··· Supplied data ···
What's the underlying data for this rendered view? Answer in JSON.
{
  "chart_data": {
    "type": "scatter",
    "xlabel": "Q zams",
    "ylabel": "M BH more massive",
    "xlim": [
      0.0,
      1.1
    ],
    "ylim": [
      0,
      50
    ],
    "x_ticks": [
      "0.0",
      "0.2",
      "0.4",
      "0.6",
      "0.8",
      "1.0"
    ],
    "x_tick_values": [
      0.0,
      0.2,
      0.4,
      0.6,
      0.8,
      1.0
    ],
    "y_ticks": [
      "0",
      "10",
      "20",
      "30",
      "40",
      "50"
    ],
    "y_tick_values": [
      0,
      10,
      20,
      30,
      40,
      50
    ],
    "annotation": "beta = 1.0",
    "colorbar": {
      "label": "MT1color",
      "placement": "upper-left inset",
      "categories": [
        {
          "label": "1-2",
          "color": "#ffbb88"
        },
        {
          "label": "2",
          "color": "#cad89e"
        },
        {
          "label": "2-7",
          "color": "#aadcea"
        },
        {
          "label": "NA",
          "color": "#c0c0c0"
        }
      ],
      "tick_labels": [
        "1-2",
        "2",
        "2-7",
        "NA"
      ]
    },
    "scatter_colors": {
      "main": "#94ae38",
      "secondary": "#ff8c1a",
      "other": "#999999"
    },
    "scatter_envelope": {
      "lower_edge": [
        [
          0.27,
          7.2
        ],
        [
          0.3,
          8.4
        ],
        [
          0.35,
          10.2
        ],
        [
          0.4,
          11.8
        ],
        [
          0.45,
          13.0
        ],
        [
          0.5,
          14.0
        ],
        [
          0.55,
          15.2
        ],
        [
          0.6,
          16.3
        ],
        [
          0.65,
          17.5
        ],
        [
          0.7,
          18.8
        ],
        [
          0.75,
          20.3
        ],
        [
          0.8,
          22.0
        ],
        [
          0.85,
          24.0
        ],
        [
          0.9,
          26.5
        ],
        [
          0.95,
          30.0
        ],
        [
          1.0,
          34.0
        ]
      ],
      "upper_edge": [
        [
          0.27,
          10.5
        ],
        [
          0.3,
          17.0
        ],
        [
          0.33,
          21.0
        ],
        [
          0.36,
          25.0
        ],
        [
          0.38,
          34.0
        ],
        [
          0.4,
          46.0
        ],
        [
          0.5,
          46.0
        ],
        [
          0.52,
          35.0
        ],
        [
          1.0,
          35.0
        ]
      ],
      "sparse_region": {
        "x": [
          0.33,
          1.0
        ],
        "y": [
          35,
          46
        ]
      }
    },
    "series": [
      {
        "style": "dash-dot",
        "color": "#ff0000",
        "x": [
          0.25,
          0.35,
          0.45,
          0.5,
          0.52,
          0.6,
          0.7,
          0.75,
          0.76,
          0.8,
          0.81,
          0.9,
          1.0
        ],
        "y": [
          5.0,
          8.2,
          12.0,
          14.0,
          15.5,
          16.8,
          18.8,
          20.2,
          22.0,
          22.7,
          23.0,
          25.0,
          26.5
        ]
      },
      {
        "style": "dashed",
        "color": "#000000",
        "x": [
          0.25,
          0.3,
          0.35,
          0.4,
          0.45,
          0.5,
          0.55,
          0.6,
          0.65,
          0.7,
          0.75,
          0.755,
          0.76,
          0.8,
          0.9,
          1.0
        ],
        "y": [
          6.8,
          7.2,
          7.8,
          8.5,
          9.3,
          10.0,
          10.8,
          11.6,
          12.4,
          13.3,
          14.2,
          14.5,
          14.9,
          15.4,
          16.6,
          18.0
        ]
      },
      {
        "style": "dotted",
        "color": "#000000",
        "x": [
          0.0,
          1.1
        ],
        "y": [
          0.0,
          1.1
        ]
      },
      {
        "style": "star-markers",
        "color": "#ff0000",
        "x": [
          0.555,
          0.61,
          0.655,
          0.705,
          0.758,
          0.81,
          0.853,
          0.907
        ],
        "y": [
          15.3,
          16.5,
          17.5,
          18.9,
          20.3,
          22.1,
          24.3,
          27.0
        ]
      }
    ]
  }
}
···
● What you need to do
Exactly reproduce every line found in the records.

● Solved exercise
What's the underlying data for this rendered view? Answer in JSON.
{
  "chart_data": {
    "type": "scatter",
    "xlabel": "Q zams",
    "ylabel": "M BH more massive",
    "xlim": [
      0.0,
      1.1
    ],
    "ylim": [
      0,
      50
    ],
    "x_ticks": [
      "0.0",
      "0.2",
      "0.4",
      "0.6",
      "0.8",
      "1.0"
    ],
    "x_tick_values": [
      0.0,
      0.2,
      0.4,
      0.6,
      0.8,
      1.0
    ],
    "y_ticks": [
      "0",
      "10",
      "20",
      "30",
      "40",
      "50"
    ],
    "y_tick_values": [
      0,
      10,
      20,
      30,
      40,
      50
    ],
    "annotation": "beta = 1.0",
    "colorbar": {
      "label": "MT1color",
      "placement": "upper-left inset",
      "categories": [
        {
          "label": "1-2",
          "color": "#ffbb88"
        },
        {
          "label": "2",
          "color": "#cad89e"
        },
        {
          "label": "2-7",
          "color": "#aadcea"
        },
        {
          "label": "NA",
          "color": "#c0c0c0"
        }
      ],
      "tick_labels": [
        "1-2",
        "2",
        "2-7",
        "NA"
      ]
    },
    "scatter_colors": {
      "main": "#94ae38",
      "secondary": "#ff8c1a",
      "other": "#999999"
    },
    "scatter_envelope": {
      "lower_edge": [
        [
          0.27,
          7.2
        ],
        [
          0.3,
          8.4
        ],
        [
          0.35,
          10.2
        ],
        [
          0.4,
          11.8
        ],
        [
          0.45,
          13.0
        ],
        [
          0.5,
          14.0
        ],
        [
          0.55,
          15.2
        ],
        [
          0.6,
          16.3
        ],
        [
          0.65,
          17.5
        ],
        [
          0.7,
          18.8
        ],
        [
          0.75,
          20.3
        ],
        [
          0.8,
          22.0
        ],
        [
          0.85,
          24.0
        ],
        [
          0.9,
          26.5
        ],
        [
          0.95,
          30.0
        ],
        [
          1.0,
          34.0
        ]
      ],
      "upper_edge": [
        [
          0.27,
          10.5
        ],
        [
          0.3,
          17.0
        ],
        [
          0.33,
          21.0
        ],
        [
          0.36,
          25.0
        ],
        [
          0.38,
          34.0
        ],
        [
          0.4,
          46.0
        ],
        [
          0.5,
          46.0
        ],
        [
          0.52,
          35.0
        ],
        [
          1.0,
          35.0
        ]
      ],
      "sparse_region": {
        "x": [
          0.33,
          1.0
        ],
        "y": [
          35,
          46
        ]
      }
    },
    "series": [
      {
        "style": "dash-dot",
        "color": "#ff0000",
        "x": [
          0.25,
          0.35,
          0.45,
          0.5,
          0.52,
          0.6,
          0.7,
          0.75,
          0.76,
          0.8,
          0.81,
          0.9,
          1.0
        ],
        "y": [
          5.0,
          8.2,
          12.0,
          14.0,
          15.5,
          16.8,
          18.8,
          20.2,
          22.0,
          22.7,
          23.0,
          25.0,
          26.5
        ]
      },
      {
        "style": "dashed",
        "color": "#000000",
        "x": [
          0.25,
          0.3,
          0.35,
          0.4,
          0.45,
          0.5,
          0.55,
          0.6,
          0.65,
          0.7,
          0.75,
          0.755,
          0.76,
          0.8,
          0.9,
          1.0
        ],
        "y": [
          6.8,
          7.2,
          7.8,
          8.5,
          9.3,
          10.0,
          10.8,
          11.6,
          12.4,
          13.3,
          14.2,
          14.5,
          14.9,
          15.4,
          16.6,
          18.0
        ]
      },
      {
        "style": "dotted",
        "color": "#000000",
        "x": [
          0.0,
          1.1
        ],
        "y": [
          0.0,
          1.1
        ]
      },
      {
        "style": "star-markers",
        "color": "#ff0000",
        "x": [
          0.555,
          0.61,
          0.655,
          0.705,
          0.758,
          0.81,
          0.853,
          0.907
        ],
        "y": [
          15.3,
          16.5,
          17.5,
          18.9,
          20.3,
          22.1,
          24.3,
          27.0
        ]
      }
    ]
  }
}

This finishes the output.